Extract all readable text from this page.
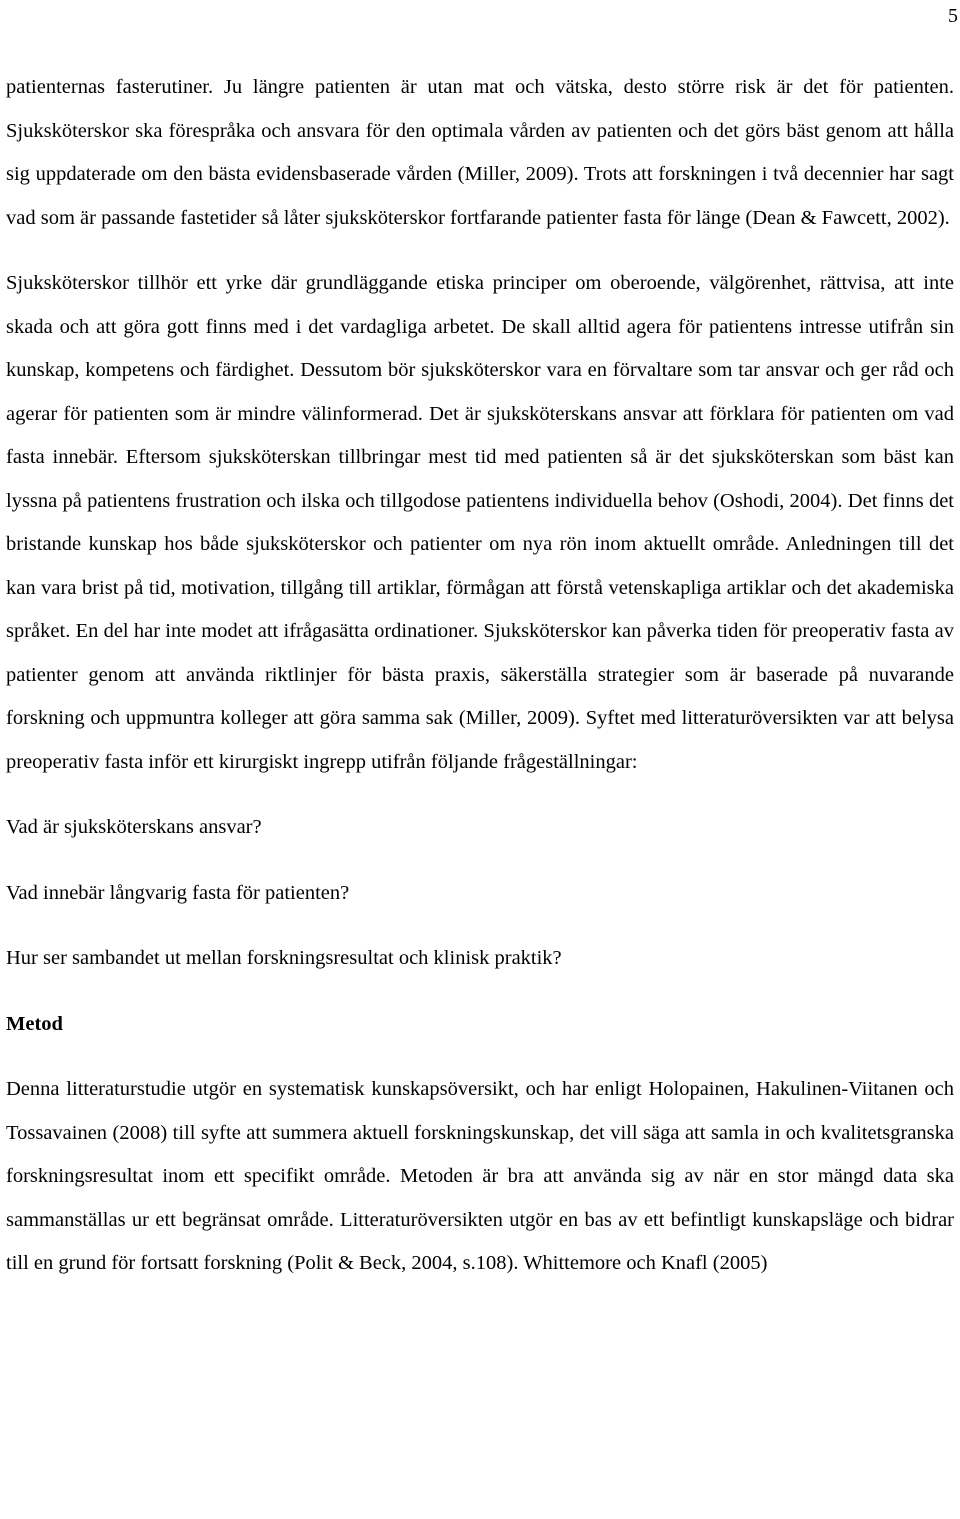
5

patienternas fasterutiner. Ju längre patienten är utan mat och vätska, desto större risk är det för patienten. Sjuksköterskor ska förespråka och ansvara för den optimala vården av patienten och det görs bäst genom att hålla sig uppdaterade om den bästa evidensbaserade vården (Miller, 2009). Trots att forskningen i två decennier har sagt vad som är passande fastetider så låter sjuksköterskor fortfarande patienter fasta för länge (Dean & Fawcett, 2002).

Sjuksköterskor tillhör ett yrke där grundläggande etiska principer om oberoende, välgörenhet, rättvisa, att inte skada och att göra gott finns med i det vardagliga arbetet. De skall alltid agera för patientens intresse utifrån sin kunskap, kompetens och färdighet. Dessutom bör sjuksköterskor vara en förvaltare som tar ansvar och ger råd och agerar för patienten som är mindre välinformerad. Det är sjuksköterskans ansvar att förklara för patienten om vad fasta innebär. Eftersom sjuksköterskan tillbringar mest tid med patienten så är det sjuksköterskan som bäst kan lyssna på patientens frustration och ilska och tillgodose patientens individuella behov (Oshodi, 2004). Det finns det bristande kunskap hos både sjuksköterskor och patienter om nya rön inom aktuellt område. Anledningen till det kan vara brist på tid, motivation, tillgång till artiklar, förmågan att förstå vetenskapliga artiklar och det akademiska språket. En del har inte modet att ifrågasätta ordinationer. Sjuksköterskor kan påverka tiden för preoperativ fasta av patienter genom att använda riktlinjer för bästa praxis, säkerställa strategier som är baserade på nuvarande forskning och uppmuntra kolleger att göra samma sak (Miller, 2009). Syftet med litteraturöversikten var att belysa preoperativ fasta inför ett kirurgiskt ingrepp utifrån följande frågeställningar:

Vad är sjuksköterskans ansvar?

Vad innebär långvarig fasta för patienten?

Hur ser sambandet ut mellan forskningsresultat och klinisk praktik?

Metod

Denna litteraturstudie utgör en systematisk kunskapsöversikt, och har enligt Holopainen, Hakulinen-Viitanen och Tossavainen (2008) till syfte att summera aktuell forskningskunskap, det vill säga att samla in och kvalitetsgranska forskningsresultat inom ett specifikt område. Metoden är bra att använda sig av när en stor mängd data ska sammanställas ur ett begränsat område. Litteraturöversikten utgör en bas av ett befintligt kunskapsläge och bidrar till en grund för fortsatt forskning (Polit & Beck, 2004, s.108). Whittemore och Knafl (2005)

= = = =

| TASK TO COMPLETE |
Only a number is wanted here: how many lines of the records above contain "forskningsresultat".

| RESULT BELOW |
2